Written task: Search the data below for the string "Crosscovariance". Extract every line that contains it.

■ ■ ■ ■

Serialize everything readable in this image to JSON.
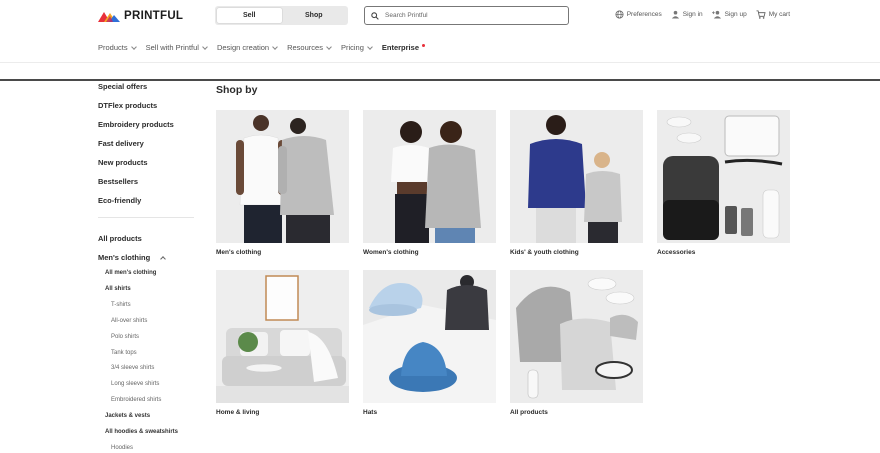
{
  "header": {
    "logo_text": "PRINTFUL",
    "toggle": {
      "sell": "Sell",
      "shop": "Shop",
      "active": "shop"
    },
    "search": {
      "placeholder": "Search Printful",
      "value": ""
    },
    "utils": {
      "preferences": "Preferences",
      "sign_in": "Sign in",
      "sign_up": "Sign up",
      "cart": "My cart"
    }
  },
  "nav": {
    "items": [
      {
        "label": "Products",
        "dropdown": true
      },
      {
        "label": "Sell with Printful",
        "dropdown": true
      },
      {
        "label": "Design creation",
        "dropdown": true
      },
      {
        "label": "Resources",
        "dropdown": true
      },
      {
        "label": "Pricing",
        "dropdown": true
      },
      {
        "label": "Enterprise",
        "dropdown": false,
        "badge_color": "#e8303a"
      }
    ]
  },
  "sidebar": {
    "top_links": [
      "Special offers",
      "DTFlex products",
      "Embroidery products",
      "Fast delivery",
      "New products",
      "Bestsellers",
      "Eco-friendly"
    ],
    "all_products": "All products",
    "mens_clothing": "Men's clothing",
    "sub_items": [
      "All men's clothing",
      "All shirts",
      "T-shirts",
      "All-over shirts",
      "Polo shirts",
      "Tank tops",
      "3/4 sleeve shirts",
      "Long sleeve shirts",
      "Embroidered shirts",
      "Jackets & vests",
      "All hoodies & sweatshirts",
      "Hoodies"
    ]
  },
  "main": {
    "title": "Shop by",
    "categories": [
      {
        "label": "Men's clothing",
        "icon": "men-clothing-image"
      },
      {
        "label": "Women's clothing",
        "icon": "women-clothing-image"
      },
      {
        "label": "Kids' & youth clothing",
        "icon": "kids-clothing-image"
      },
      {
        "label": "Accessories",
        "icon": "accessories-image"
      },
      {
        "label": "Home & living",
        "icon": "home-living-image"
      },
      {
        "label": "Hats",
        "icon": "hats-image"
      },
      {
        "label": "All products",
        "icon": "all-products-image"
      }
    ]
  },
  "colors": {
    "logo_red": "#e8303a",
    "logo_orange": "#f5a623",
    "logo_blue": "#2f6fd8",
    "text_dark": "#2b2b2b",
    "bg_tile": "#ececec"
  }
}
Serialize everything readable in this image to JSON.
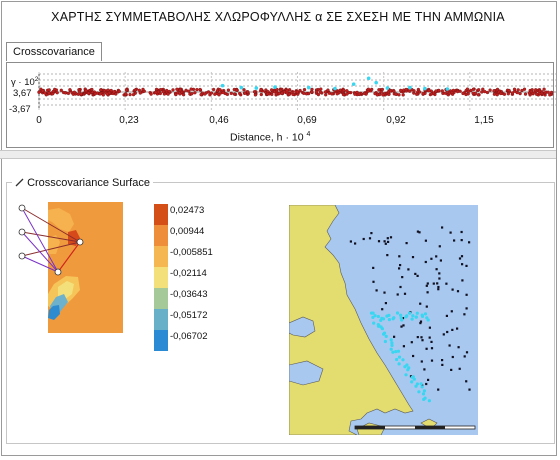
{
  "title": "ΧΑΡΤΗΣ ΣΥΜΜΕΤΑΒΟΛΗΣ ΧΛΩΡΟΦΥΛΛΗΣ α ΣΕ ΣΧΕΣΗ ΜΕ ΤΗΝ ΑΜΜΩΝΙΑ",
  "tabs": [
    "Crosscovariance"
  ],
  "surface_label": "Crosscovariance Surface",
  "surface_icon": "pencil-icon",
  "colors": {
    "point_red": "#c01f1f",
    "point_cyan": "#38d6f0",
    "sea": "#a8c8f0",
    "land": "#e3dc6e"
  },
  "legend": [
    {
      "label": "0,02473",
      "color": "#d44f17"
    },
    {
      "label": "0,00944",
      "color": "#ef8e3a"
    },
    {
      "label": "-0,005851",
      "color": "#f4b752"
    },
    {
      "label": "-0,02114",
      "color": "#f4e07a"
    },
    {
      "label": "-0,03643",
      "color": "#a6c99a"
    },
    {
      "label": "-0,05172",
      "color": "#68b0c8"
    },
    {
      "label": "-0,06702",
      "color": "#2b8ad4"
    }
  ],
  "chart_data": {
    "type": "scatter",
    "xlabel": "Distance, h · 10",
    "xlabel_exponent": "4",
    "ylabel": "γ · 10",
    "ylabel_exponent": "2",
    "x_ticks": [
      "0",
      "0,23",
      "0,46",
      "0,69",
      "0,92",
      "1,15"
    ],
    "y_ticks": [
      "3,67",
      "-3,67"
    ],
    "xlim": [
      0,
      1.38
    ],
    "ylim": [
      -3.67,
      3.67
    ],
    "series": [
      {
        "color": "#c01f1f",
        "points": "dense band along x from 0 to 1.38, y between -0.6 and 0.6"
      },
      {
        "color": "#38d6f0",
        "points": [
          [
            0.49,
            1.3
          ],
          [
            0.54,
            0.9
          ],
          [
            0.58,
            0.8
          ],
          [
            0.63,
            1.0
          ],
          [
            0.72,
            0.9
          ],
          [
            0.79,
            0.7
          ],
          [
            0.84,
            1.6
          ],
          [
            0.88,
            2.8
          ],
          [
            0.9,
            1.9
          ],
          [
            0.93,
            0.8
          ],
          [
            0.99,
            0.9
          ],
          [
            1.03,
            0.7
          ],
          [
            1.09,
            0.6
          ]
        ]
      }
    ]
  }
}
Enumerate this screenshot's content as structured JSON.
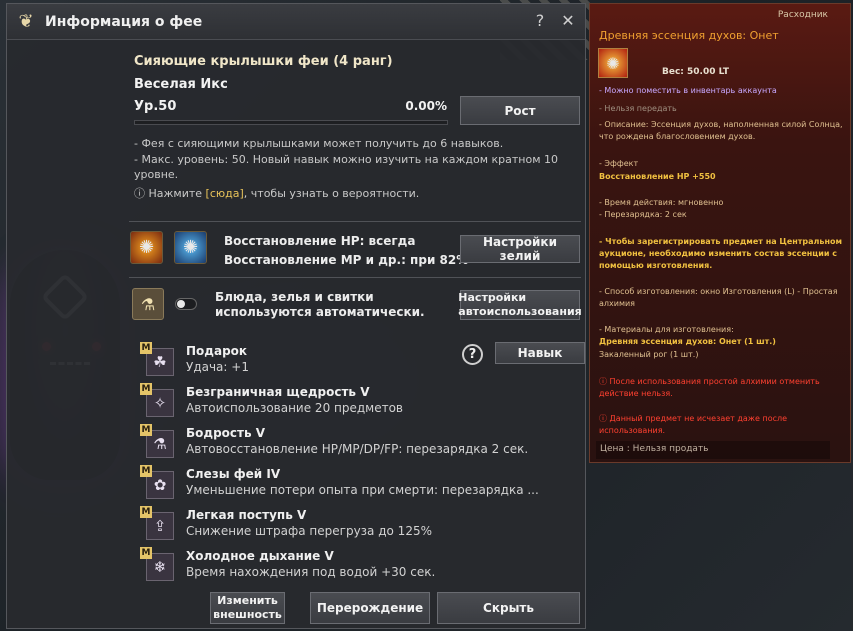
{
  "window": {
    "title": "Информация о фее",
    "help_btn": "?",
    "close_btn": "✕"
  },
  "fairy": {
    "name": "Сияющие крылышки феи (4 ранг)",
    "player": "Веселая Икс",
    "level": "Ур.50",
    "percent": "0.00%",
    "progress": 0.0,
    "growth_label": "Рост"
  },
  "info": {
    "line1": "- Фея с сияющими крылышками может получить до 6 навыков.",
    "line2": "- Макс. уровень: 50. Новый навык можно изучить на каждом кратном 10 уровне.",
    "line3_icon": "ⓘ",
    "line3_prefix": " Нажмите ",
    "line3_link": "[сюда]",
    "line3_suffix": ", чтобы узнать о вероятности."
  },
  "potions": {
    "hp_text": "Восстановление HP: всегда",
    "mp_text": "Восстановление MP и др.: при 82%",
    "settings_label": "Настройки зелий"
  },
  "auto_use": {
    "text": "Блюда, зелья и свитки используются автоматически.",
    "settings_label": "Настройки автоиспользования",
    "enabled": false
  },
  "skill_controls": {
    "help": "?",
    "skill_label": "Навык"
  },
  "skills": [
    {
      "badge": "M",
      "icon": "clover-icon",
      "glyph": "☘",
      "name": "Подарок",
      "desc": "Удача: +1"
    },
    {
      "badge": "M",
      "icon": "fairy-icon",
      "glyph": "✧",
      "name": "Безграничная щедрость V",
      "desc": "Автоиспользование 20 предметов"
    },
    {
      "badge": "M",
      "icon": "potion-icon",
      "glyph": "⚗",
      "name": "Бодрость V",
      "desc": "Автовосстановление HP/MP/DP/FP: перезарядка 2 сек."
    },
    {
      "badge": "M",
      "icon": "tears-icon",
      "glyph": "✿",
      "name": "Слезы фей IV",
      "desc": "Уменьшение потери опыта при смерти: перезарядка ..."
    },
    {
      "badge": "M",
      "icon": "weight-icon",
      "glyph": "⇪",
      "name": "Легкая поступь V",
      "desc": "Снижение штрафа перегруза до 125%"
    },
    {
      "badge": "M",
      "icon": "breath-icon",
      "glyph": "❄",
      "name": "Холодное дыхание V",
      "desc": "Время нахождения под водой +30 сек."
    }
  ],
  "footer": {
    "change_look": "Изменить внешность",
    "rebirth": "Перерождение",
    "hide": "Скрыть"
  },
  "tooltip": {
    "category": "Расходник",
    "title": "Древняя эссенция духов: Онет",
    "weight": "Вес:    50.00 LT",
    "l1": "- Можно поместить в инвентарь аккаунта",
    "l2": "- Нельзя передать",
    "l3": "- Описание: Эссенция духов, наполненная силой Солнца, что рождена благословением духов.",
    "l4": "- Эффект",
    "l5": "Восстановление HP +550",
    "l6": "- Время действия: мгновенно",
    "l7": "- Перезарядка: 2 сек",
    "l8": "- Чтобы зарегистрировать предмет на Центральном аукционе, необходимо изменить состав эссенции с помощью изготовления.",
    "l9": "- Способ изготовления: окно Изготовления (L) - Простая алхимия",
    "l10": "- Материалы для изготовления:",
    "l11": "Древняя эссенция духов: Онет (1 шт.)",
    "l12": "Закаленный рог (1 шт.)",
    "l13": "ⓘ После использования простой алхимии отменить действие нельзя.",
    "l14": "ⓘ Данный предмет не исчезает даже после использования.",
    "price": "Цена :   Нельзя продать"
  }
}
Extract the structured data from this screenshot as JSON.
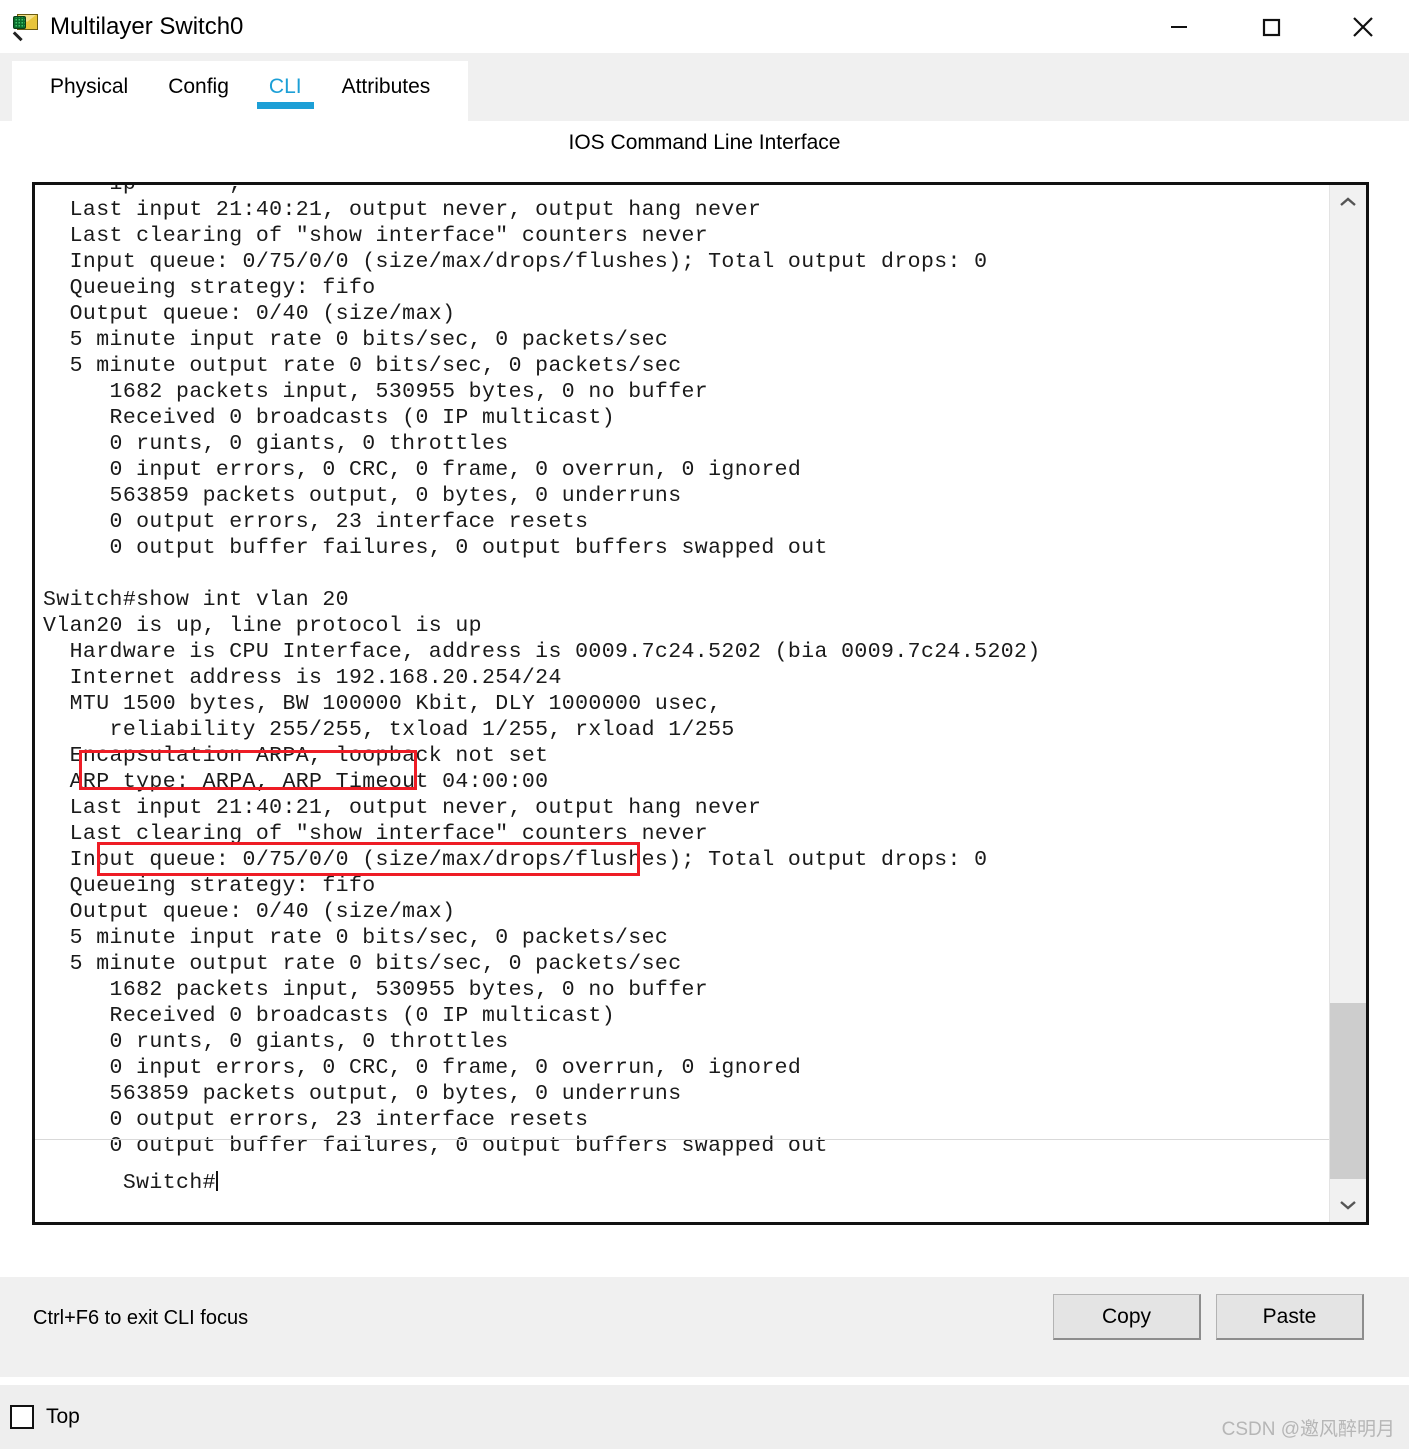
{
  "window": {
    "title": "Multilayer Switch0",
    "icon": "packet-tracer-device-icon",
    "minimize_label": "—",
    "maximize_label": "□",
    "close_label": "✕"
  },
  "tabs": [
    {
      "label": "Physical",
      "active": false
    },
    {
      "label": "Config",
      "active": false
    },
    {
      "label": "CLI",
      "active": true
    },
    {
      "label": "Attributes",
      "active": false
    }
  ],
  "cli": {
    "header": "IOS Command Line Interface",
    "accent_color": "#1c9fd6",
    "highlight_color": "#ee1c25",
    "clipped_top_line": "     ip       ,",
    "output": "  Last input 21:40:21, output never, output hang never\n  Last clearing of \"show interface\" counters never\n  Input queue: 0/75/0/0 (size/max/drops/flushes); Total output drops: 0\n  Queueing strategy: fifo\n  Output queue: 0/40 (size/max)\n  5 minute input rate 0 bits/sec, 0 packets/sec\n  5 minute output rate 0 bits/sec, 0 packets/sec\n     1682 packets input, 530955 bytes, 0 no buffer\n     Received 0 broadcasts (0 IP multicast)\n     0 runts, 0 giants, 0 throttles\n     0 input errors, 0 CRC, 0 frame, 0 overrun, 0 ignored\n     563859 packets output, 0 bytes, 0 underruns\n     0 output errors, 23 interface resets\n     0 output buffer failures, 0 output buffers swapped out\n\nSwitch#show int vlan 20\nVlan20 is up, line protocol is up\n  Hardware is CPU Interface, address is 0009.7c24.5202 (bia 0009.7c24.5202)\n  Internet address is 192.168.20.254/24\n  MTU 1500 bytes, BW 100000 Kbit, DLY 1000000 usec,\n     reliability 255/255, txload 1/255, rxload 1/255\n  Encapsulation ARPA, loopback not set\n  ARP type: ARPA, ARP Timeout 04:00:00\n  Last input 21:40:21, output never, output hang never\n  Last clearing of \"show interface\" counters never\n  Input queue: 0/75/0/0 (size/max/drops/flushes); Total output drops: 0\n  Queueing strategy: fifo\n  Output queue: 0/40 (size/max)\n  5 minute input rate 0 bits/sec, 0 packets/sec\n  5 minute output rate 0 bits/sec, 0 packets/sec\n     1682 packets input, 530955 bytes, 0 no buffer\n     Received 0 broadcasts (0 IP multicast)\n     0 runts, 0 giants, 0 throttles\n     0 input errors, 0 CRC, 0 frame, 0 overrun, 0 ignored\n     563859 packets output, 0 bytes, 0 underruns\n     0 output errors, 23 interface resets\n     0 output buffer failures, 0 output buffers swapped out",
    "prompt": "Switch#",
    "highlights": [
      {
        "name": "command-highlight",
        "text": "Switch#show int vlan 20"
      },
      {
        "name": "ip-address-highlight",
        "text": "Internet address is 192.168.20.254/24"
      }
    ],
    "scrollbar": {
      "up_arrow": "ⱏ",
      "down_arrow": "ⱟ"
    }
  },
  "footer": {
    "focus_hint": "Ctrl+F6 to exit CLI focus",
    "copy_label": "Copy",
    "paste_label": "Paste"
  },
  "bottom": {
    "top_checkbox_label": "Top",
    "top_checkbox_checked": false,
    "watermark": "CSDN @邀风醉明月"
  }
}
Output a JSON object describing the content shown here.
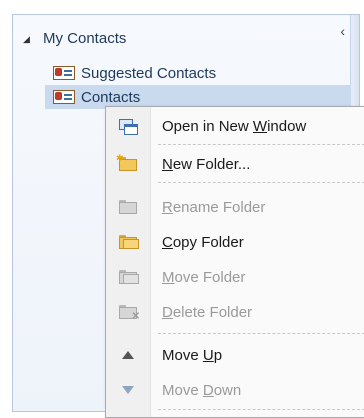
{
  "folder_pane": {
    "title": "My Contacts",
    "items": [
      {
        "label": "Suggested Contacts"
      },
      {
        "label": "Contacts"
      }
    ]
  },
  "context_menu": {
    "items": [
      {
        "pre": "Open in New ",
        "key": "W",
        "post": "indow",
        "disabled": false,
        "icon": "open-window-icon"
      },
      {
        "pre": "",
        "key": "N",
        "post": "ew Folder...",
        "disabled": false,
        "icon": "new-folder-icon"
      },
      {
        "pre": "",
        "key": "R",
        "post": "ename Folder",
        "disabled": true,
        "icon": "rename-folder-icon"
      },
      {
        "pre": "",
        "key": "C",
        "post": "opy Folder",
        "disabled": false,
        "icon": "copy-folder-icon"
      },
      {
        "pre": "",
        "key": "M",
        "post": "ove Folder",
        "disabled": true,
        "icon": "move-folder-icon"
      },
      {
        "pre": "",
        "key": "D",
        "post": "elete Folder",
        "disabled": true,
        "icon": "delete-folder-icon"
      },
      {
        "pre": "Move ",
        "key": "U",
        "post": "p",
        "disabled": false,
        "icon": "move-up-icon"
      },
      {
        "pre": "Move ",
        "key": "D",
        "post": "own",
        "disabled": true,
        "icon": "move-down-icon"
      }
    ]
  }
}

■ ■ ■ ■

Answer for the task:
    "Crosscovariance"
  "surface_label": "Crosscovariance Surface",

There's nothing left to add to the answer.